**DIRECTIONS:** Print every line of the listing exactly, please.

**Stored data entries:**
● ● ● ●
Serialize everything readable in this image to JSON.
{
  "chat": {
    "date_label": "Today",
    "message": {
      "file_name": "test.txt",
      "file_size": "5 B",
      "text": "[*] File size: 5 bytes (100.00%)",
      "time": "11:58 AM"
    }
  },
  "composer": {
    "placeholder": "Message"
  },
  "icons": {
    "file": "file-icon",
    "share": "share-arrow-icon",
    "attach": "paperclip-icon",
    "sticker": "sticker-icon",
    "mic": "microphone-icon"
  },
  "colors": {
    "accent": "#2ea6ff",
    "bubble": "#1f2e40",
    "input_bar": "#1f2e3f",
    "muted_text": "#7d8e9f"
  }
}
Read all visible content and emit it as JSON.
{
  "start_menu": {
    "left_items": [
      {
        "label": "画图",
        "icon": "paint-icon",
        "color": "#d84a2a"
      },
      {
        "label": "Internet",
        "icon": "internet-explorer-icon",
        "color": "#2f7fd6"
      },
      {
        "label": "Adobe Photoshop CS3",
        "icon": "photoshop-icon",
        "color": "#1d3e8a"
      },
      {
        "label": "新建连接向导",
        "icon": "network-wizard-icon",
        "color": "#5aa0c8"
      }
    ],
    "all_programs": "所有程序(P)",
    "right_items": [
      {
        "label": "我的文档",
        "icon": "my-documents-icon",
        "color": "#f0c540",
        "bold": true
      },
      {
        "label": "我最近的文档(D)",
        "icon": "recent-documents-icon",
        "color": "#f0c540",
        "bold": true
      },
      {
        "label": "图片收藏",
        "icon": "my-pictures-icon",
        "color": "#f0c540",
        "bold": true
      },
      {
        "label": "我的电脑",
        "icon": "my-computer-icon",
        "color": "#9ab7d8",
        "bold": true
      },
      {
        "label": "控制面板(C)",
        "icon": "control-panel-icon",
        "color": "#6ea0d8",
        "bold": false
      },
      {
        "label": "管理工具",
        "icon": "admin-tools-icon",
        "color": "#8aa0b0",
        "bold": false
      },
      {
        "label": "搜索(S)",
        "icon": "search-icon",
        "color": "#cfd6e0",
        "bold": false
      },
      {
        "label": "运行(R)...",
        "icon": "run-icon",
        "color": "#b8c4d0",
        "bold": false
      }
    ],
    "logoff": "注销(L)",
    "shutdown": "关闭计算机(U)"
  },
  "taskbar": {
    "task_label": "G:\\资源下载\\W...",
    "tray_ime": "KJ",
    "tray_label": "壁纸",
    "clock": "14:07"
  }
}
● ● ● ●
**ANSWER BELOW:**
Serialize everything readable in this image to JSON.
{
  "chat": {
    "date_label": "Today",
    "message": {
      "file_name": "test.txt",
      "file_size": "5 B",
      "text": "[*] File size: 5 bytes (100.00%)",
      "time": "11:58 AM"
    }
  },
  "composer": {
    "placeholder": "Message"
  },
  "icons": {
    "file": "file-icon",
    "share": "share-arrow-icon",
    "attach": "paperclip-icon",
    "sticker": "sticker-icon",
    "mic": "microphone-icon"
  },
  "colors": {
    "accent": "#2ea6ff",
    "bubble": "#1f2e40",
    "input_bar": "#1f2e3f",
    "muted_text": "#7d8e9f"
  }
}
Read all visible content and emit it as JSON.
{
  "start_menu": {
    "left_items": [
      {
        "label": "画图",
        "icon": "paint-icon",
        "color": "#d84a2a"
      },
      {
        "label": "Internet",
        "icon": "internet-explorer-icon",
        "color": "#2f7fd6"
      },
      {
        "label": "Adobe Photoshop CS3",
        "icon": "photoshop-icon",
        "color": "#1d3e8a"
      },
      {
        "label": "新建连接向导",
        "icon": "network-wizard-icon",
        "color": "#5aa0c8"
      }
    ],
    "all_programs": "所有程序(P)",
    "right_items": [
      {
        "label": "我的文档",
        "icon": "my-documents-icon",
        "color": "#f0c540",
        "bold": true
      },
      {
        "label": "我最近的文档(D)",
        "icon": "recent-documents-icon",
        "color": "#f0c540",
        "bold": true
      },
      {
        "label": "图片收藏",
        "icon": "my-pictures-icon",
        "color": "#f0c540",
        "bold": true
      },
      {
        "label": "我的电脑",
        "icon": "my-computer-icon",
        "color": "#9ab7d8",
        "bold": true
      },
      {
        "label": "控制面板(C)",
        "icon": "control-panel-icon",
        "color": "#6ea0d8",
        "bold": false
      },
      {
        "label": "管理工具",
        "icon": "admin-tools-icon",
        "color": "#8aa0b0",
        "bold": false
      },
      {
        "label": "搜索(S)",
        "icon": "search-icon",
        "color": "#cfd6e0",
        "bold": false
      },
      {
        "label": "运行(R)...",
        "icon": "run-icon",
        "color": "#b8c4d0",
        "bold": false
      }
    ],
    "logoff": "注销(L)",
    "shutdown": "关闭计算机(U)"
  },
  "taskbar": {
    "task_label": "G:\\资源下载\\W...",
    "tray_ime": "KJ",
    "tray_label": "壁纸",
    "clock": "14:07"
  }
}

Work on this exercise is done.